▶ **TASK GOAL**
Please transcribe the data below exactly. Leave the pictures out.

Dataset items:
■ ■ ■ ■ ■ ■ ■

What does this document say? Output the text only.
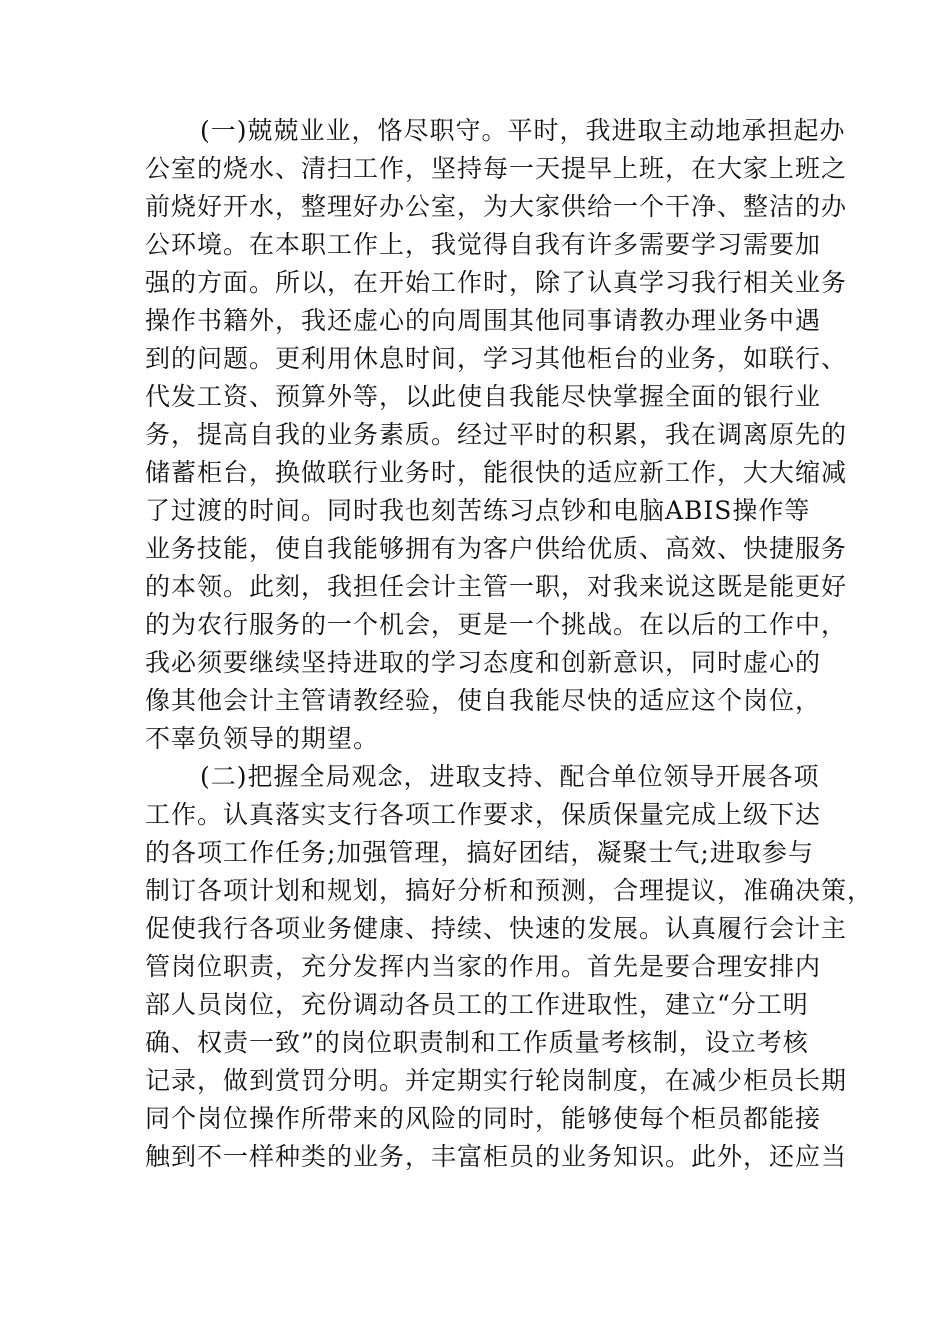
(一)兢兢业业，恪尽职守。平时，我进取主动地承担起办
公室的烧水、清扫工作，坚持每一天提早上班，在大家上班之
前烧好开水，整理好办公室，为大家供给一个干净、整洁的办
公环境。在本职工作上，我觉得自我有许多需要学习需要加
强的方面。所以，在开始工作时，除了认真学习我行相关业务
操作书籍外，我还虚心的向周围其他同事请教办理业务中遇
到的问题。更利用休息时间，学习其他柜台的业务，如联行、
代发工资、预算外等，以此使自我能尽快掌握全面的银行业
务，提高自我的业务素质。经过平时的积累，我在调离原先的
储蓄柜台，换做联行业务时，能很快的适应新工作，大大缩减
了过渡的时间。同时我也刻苦练习点钞和电脑ABIS操作等
业务技能，使自我能够拥有为客户供给优质、高效、快捷服务
的本领。此刻，我担任会计主管一职，对我来说这既是能更好
的为农行服务的一个机会，更是一个挑战。在以后的工作中，
我必须要继续坚持进取的学习态度和创新意识，同时虚心的
像其他会计主管请教经验，使自我能尽快的适应这个岗位，
不辜负领导的期望。
(二)把握全局观念，进取支持、配合单位领导开展各项
工作。认真落实支行各项工作要求，保质保量完成上级下达
的各项工作任务;加强管理，搞好团结，凝聚士气;进取参与
制订各项计划和规划，搞好分析和预测，合理提议，准确决策，
促使我行各项业务健康、持续、快速的发展。认真履行会计主
管岗位职责，充分发挥内当家的作用。首先是要合理安排内
部人员岗位，充份调动各员工的工作进取性，建立“分工明
确、权责一致”的岗位职责制和工作质量考核制，设立考核
记录，做到赏罚分明。并定期实行轮岗制度，在减少柜员长期
同个岗位操作所带来的风险的同时，能够使每个柜员都能接
触到不一样种类的业务，丰富柜员的业务知识。此外，还应当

■ ■ ■ ■ ■ ■ ■

▶ **EXERCISE SOLUTION**
What does this document say? Output the text only.
(一)兢兢业业，恪尽职守。平时，我进取主动地承担起办
公室的烧水、清扫工作，坚持每一天提早上班，在大家上班之
前烧好开水，整理好办公室，为大家供给一个干净、整洁的办
公环境。在本职工作上，我觉得自我有许多需要学习需要加
强的方面。所以，在开始工作时，除了认真学习我行相关业务
操作书籍外，我还虚心的向周围其他同事请教办理业务中遇
到的问题。更利用休息时间，学习其他柜台的业务，如联行、
代发工资、预算外等，以此使自我能尽快掌握全面的银行业
务，提高自我的业务素质。经过平时的积累，我在调离原先的
储蓄柜台，换做联行业务时，能很快的适应新工作，大大缩减
了过渡的时间。同时我也刻苦练习点钞和电脑ABIS操作等
业务技能，使自我能够拥有为客户供给优质、高效、快捷服务
的本领。此刻，我担任会计主管一职，对我来说这既是能更好
的为农行服务的一个机会，更是一个挑战。在以后的工作中，
我必须要继续坚持进取的学习态度和创新意识，同时虚心的
像其他会计主管请教经验，使自我能尽快的适应这个岗位，
不辜负领导的期望。
(二)把握全局观念，进取支持、配合单位领导开展各项
工作。认真落实支行各项工作要求，保质保量完成上级下达
的各项工作任务;加强管理，搞好团结，凝聚士气;进取参与
制订各项计划和规划，搞好分析和预测，合理提议，准确决策，
促使我行各项业务健康、持续、快速的发展。认真履行会计主
管岗位职责，充分发挥内当家的作用。首先是要合理安排内
部人员岗位，充份调动各员工的工作进取性，建立“分工明
确、权责一致”的岗位职责制和工作质量考核制，设立考核
记录，做到赏罚分明。并定期实行轮岗制度，在减少柜员长期
同个岗位操作所带来的风险的同时，能够使每个柜员都能接
触到不一样种类的业务，丰富柜员的业务知识。此外，还应当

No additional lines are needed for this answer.